Problem to work on:
Read the material below and count the lines holding the string "this". Give that count with nothing added.

[Stored dataset items]
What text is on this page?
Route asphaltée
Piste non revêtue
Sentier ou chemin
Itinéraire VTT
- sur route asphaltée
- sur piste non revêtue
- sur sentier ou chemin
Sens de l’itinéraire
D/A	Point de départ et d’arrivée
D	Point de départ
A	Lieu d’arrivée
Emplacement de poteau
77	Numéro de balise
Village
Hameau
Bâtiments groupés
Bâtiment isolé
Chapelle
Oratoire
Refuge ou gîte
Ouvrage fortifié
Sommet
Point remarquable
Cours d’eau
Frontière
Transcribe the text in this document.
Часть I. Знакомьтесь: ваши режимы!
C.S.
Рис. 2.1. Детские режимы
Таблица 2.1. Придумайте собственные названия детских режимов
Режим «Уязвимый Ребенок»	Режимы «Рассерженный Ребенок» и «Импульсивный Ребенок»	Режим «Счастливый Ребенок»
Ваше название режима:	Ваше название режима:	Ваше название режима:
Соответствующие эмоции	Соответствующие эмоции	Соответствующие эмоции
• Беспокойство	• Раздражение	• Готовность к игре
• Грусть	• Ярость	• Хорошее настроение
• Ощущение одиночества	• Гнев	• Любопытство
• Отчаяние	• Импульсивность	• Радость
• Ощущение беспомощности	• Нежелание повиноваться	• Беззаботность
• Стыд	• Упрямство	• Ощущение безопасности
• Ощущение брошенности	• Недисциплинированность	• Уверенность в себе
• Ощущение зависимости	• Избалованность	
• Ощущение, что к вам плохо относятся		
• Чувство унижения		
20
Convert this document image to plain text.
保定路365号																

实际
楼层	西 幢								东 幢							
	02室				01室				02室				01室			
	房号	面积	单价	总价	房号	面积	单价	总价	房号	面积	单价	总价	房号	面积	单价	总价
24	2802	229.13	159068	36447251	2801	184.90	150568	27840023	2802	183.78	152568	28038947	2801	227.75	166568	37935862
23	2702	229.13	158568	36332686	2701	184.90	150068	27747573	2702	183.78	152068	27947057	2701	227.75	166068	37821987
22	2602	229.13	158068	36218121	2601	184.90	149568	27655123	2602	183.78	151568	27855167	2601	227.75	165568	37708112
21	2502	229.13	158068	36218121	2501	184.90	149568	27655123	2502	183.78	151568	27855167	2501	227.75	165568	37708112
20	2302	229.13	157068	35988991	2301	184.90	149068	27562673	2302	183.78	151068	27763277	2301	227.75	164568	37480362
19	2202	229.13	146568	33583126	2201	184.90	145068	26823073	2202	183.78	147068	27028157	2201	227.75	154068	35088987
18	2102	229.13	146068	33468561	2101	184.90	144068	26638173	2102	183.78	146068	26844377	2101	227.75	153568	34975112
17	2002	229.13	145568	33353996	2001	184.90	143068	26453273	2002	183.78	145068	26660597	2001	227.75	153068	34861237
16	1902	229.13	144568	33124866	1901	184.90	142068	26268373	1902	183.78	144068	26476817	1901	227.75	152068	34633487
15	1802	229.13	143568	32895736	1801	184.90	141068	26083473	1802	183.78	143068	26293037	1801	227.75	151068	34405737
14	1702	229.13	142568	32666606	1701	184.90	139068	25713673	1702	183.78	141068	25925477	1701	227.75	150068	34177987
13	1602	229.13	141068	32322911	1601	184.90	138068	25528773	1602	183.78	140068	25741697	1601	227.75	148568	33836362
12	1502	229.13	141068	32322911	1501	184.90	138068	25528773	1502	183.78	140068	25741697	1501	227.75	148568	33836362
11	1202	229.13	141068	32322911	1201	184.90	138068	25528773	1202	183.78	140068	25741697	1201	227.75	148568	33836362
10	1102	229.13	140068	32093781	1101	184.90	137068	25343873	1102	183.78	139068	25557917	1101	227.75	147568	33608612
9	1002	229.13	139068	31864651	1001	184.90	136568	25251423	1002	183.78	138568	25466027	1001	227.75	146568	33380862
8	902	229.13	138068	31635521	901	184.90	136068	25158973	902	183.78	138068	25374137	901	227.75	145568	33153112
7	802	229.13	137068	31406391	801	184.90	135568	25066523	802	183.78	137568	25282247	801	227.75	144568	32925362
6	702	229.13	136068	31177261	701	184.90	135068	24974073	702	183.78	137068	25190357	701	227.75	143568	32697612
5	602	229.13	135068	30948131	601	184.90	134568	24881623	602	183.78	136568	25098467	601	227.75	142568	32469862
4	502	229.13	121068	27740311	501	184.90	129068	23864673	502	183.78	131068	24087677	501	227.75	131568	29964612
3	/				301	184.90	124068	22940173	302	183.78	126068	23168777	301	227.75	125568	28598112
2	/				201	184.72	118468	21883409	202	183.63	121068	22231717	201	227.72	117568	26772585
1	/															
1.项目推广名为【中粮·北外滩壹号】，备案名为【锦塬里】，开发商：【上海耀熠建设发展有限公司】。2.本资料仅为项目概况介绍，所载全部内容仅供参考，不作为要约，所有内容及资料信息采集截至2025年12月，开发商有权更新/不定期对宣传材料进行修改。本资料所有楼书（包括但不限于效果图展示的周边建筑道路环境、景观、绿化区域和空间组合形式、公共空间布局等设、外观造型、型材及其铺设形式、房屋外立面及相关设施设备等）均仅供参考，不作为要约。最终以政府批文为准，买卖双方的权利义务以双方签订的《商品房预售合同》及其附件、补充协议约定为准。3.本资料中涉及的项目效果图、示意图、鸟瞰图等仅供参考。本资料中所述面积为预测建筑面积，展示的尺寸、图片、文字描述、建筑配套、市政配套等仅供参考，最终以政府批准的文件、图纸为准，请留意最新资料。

Right answer:
3